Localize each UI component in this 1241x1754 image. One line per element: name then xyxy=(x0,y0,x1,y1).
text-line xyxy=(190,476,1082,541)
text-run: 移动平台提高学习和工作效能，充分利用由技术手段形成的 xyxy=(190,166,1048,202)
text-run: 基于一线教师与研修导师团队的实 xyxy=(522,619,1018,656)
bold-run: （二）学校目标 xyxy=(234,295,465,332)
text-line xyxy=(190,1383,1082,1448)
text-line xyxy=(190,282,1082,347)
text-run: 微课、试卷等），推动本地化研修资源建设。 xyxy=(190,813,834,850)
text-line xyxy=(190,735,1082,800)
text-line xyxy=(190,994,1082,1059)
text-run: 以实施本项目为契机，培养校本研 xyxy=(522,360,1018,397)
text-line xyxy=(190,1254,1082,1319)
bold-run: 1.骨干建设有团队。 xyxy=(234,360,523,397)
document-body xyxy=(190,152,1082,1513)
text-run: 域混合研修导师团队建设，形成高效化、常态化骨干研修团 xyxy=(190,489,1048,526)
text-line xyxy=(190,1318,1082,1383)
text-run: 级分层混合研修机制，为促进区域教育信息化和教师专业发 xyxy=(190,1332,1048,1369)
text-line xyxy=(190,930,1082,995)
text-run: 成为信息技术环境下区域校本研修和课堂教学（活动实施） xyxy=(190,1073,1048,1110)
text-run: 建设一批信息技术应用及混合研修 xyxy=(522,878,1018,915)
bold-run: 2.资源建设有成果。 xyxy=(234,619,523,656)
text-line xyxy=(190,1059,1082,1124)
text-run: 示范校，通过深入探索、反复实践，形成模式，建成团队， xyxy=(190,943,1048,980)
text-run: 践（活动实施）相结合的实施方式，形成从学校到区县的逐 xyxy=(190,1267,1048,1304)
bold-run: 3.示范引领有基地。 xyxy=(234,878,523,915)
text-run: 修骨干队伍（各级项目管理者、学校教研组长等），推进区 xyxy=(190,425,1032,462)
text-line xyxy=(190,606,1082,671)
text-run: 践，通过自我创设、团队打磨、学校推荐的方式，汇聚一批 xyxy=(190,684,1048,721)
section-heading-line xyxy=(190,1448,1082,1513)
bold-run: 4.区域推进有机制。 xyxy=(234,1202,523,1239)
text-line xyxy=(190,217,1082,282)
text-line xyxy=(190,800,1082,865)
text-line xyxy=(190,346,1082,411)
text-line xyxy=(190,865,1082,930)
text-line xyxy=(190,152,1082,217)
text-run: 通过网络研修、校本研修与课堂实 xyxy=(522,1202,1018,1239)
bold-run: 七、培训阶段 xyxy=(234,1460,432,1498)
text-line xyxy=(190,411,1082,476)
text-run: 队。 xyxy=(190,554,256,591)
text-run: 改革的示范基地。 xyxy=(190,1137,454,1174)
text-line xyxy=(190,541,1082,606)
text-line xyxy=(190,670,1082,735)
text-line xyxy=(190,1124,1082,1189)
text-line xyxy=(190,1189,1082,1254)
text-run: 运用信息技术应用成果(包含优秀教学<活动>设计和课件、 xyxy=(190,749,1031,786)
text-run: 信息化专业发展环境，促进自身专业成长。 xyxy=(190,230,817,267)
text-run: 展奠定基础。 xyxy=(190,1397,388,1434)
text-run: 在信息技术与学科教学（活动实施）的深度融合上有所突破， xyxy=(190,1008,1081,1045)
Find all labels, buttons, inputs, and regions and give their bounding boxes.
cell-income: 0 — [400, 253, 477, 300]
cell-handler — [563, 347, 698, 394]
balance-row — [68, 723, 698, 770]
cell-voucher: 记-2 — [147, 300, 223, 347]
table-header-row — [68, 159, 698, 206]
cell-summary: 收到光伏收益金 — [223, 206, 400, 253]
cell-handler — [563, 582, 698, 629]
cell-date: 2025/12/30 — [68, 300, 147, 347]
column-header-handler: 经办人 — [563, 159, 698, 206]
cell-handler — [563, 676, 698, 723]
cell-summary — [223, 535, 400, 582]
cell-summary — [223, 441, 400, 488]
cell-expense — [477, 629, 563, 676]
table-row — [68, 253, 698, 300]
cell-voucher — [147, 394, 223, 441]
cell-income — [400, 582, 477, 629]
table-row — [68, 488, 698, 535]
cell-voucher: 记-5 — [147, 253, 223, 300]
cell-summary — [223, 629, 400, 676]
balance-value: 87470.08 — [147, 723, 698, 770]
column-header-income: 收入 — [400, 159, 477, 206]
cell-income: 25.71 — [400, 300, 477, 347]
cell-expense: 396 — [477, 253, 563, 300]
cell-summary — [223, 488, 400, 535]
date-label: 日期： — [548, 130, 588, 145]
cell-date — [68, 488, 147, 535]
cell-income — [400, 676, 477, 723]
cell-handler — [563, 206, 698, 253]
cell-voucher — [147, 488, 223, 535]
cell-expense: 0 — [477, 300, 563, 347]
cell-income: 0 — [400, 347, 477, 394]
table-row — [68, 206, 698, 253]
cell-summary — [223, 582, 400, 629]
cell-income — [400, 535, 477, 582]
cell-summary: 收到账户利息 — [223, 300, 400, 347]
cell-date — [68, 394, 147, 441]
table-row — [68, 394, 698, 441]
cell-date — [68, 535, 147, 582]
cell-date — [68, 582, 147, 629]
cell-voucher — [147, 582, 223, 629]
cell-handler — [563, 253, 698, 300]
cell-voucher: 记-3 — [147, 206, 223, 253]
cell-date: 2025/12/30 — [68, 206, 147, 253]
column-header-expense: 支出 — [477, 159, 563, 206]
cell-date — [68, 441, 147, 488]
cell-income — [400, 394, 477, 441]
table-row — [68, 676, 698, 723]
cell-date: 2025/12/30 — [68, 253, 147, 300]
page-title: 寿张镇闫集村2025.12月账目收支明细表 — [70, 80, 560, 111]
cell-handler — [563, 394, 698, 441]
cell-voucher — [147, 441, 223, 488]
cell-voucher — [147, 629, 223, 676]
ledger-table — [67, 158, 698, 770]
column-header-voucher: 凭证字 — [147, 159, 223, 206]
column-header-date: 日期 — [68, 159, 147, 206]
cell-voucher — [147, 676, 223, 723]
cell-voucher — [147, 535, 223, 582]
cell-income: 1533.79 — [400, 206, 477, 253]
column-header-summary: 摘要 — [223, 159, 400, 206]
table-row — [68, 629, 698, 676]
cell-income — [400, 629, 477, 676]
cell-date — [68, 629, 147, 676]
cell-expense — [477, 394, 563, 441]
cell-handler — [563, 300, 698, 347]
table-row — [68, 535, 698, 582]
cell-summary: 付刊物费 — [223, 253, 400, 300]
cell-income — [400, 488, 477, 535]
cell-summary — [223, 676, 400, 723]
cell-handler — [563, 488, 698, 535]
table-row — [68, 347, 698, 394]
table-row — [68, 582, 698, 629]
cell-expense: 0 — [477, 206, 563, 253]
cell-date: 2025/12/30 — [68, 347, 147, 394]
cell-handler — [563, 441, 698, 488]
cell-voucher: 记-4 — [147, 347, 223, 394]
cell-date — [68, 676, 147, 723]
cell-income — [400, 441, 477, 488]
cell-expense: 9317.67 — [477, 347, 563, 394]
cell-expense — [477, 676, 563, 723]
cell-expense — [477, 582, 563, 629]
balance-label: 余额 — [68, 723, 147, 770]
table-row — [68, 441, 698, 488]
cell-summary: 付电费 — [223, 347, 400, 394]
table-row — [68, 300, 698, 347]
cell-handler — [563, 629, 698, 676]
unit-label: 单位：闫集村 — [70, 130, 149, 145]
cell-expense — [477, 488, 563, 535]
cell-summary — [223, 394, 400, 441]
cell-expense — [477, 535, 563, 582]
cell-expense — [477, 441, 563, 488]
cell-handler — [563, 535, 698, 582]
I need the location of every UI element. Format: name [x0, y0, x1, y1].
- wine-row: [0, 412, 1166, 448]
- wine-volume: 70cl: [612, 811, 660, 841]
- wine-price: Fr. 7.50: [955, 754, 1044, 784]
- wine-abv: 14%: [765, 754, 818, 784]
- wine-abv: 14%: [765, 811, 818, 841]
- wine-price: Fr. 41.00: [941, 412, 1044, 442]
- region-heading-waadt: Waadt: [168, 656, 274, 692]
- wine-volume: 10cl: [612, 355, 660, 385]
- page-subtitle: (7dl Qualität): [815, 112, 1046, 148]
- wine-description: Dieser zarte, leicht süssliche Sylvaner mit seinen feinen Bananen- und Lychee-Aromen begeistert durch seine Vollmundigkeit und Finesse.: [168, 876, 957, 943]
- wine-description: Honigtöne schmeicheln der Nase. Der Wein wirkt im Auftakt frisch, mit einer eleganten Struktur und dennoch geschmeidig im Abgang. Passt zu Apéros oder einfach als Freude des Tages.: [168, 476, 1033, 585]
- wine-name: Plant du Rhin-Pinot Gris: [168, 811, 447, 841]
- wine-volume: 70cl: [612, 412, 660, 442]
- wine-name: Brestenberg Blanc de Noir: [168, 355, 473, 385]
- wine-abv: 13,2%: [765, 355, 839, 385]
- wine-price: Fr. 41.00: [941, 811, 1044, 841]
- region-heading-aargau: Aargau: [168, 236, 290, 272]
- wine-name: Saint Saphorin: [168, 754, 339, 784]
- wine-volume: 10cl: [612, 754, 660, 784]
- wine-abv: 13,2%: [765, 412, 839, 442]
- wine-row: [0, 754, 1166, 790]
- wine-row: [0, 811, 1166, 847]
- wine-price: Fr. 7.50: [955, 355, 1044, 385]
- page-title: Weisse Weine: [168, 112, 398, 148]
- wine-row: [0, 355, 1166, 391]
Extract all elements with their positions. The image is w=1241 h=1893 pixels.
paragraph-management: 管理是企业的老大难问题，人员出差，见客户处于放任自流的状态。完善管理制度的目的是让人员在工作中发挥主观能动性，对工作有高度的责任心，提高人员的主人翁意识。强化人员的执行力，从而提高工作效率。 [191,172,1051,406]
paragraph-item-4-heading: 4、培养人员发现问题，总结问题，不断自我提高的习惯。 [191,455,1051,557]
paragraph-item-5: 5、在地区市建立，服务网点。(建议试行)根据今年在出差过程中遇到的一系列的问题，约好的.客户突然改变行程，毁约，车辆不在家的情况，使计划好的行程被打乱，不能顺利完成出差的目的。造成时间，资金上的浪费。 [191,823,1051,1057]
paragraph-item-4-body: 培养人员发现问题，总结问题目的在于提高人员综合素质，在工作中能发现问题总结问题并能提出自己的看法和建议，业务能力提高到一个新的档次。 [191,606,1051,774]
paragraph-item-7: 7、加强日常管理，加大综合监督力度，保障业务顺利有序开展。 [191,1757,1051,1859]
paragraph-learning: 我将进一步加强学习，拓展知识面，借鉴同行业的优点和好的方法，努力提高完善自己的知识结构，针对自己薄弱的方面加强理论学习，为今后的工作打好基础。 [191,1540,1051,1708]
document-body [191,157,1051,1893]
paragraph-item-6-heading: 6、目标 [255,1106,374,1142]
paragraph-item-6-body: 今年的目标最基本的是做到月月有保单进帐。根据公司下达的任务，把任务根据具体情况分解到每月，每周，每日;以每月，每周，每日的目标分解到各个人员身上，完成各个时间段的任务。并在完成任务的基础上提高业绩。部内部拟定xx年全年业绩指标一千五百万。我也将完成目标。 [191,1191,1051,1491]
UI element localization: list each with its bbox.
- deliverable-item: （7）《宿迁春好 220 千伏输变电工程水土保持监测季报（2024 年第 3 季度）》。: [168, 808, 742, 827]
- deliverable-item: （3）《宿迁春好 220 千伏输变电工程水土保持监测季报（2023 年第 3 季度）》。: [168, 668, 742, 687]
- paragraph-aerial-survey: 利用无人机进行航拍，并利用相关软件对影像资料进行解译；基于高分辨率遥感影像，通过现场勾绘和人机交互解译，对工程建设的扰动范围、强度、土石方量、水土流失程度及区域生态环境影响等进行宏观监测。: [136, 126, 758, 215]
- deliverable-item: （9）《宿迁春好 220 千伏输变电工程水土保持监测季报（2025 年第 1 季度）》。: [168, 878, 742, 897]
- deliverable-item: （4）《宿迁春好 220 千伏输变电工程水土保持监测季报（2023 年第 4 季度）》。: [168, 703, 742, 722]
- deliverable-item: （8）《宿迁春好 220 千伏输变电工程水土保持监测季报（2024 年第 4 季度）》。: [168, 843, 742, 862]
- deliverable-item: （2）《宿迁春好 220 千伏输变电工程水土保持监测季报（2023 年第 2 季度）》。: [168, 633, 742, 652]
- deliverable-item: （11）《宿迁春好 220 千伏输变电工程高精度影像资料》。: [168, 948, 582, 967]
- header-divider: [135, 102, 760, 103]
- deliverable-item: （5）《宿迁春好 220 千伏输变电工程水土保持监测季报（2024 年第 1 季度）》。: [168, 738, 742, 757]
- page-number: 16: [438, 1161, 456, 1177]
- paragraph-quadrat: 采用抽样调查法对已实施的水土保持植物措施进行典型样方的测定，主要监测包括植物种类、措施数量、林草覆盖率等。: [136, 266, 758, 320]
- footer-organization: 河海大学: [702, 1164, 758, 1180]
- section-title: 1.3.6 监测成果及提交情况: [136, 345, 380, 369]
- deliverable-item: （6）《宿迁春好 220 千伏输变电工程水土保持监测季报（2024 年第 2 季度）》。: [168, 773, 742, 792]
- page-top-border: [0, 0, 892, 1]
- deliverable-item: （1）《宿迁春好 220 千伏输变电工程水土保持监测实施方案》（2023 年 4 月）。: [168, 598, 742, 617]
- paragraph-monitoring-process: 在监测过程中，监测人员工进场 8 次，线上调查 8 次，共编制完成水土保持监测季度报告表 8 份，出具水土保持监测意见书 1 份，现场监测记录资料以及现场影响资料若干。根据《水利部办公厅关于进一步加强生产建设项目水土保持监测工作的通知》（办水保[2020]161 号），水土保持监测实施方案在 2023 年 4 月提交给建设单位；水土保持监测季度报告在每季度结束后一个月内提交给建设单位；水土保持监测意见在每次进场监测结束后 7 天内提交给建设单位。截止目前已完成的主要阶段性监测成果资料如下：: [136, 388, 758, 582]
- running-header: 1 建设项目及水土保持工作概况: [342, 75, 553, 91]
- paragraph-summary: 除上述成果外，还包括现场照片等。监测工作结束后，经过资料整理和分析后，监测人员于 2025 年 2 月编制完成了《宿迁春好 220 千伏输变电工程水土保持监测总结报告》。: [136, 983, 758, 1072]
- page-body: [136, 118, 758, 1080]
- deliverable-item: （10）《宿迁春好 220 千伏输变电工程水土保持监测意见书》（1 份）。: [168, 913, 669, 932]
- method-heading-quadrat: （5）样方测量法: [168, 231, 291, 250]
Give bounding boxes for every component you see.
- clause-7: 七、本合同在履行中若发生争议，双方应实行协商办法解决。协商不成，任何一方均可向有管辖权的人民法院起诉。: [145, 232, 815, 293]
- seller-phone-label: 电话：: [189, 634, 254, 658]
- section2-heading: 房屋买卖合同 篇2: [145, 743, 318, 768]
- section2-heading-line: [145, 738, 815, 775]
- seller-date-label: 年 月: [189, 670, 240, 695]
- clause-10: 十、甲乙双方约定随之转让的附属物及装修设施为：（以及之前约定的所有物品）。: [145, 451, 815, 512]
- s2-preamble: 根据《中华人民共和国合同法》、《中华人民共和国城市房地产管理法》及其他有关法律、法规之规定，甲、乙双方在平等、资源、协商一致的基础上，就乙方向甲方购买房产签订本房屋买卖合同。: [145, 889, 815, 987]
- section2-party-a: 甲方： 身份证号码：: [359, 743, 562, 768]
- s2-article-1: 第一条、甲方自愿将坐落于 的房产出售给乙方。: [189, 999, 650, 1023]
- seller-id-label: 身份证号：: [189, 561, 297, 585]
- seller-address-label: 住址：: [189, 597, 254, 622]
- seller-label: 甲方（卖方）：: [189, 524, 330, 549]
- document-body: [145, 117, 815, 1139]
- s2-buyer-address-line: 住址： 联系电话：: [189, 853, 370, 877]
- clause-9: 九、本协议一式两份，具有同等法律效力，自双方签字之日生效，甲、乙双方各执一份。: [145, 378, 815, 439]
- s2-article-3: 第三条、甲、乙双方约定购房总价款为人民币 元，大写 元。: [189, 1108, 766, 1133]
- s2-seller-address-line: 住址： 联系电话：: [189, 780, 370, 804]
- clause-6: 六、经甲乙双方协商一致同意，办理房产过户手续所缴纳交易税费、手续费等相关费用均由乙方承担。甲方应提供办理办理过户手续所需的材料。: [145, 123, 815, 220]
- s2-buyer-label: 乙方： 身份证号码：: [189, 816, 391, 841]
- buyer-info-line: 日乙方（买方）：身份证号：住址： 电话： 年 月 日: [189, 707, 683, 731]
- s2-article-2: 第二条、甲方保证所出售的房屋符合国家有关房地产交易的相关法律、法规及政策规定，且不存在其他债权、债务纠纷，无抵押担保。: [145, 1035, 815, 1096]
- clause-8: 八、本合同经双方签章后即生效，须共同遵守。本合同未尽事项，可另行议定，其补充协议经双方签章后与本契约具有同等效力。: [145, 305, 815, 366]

- - - - -

Could you set down, character for character, every line from the very first one through the line that contains "text-run: 以实施本项目为契机，培养校本研 xyxy=(522,360,1018,397)", with both of those lines included?

Localize each UI component in this 1241x1754 image. One line per element: name then xyxy=(x0,y0,x1,y1).
text-line xyxy=(190,476,1082,541)
text-run: 移动平台提高学习和工作效能，充分利用由技术手段形成的 xyxy=(190,166,1048,202)
text-run: 基于一线教师与研修导师团队的实 xyxy=(522,619,1018,656)
bold-run: （二）学校目标 xyxy=(234,295,465,332)
text-line xyxy=(190,1383,1082,1448)
text-line xyxy=(190,282,1082,347)
text-run: 微课、试卷等），推动本地化研修资源建设。 xyxy=(190,813,834,850)
text-line xyxy=(190,735,1082,800)
text-line xyxy=(190,994,1082,1059)
text-run: 以实施本项目为契机，培养校本研 xyxy=(522,360,1018,397)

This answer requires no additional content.